▶ _Task directions_
Repeat, exactly and completely, the entries shown underneath.

# start of Input material

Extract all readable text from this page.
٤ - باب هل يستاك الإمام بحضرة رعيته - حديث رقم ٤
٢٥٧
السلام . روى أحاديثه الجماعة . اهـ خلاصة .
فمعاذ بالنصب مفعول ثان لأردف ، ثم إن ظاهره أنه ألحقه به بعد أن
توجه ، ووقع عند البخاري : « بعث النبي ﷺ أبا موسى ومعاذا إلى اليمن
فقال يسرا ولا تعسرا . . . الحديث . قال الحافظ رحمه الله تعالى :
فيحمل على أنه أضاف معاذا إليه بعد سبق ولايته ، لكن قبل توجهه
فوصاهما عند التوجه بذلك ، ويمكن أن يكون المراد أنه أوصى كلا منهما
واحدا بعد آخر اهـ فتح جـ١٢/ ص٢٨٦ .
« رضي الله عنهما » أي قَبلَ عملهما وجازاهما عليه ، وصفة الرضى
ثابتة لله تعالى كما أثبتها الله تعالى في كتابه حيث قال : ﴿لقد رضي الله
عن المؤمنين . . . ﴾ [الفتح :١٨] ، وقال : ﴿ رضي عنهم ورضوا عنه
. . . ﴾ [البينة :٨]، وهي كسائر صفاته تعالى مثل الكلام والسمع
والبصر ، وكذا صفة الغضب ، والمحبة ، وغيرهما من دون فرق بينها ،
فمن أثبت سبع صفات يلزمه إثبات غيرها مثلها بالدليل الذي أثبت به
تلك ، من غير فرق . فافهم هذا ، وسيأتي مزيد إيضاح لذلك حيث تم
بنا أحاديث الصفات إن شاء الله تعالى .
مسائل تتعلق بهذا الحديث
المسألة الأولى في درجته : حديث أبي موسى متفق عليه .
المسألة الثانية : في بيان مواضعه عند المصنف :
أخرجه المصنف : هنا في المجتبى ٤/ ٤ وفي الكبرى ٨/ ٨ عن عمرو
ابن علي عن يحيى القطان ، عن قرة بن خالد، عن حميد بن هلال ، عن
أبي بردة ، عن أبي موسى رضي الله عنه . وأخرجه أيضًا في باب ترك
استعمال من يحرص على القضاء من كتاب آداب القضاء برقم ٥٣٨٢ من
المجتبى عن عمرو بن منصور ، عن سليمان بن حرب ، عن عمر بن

# end of Input material

▶ _Reply_
Extract all readable text from this page.
٤ - باب هل يستاك الإمام بحضرة رعيته - حديث رقم ٤
٢٥٧
السلام . روى أحاديثه الجماعة . اهـ خلاصة .
فمعاذ بالنصب مفعول ثان لأردف ، ثم إن ظاهره أنه ألحقه به بعد أن
توجه ، ووقع عند البخاري : « بعث النبي ﷺ أبا موسى ومعاذا إلى اليمن
فقال يسرا ولا تعسرا . . . الحديث . قال الحافظ رحمه الله تعالى :
فيحمل على أنه أضاف معاذا إليه بعد سبق ولايته ، لكن قبل توجهه
فوصاهما عند التوجه بذلك ، ويمكن أن يكون المراد أنه أوصى كلا منهما
واحدا بعد آخر اهـ فتح جـ١٢/ ص٢٨٦ .
« رضي الله عنهما » أي قَبلَ عملهما وجازاهما عليه ، وصفة الرضى
ثابتة لله تعالى كما أثبتها الله تعالى في كتابه حيث قال : ﴿لقد رضي الله
عن المؤمنين . . . ﴾ [الفتح :١٨] ، وقال : ﴿ رضي عنهم ورضوا عنه
. . . ﴾ [البينة :٨]، وهي كسائر صفاته تعالى مثل الكلام والسمع
والبصر ، وكذا صفة الغضب ، والمحبة ، وغيرهما من دون فرق بينها ،
فمن أثبت سبع صفات يلزمه إثبات غيرها مثلها بالدليل الذي أثبت به
تلك ، من غير فرق . فافهم هذا ، وسيأتي مزيد إيضاح لذلك حيث تم
بنا أحاديث الصفات إن شاء الله تعالى .
مسائل تتعلق بهذا الحديث
المسألة الأولى في درجته : حديث أبي موسى متفق عليه .
المسألة الثانية : في بيان مواضعه عند المصنف :
أخرجه المصنف : هنا في المجتبى ٤/ ٤ وفي الكبرى ٨/ ٨ عن عمرو
ابن علي عن يحيى القطان ، عن قرة بن خالد، عن حميد بن هلال ، عن
أبي بردة ، عن أبي موسى رضي الله عنه . وأخرجه أيضًا في باب ترك
استعمال من يحرص على القضاء من كتاب آداب القضاء برقم ٥٣٨٢ من
المجتبى عن عمرو بن منصور ، عن سليمان بن حرب ، عن عمر بن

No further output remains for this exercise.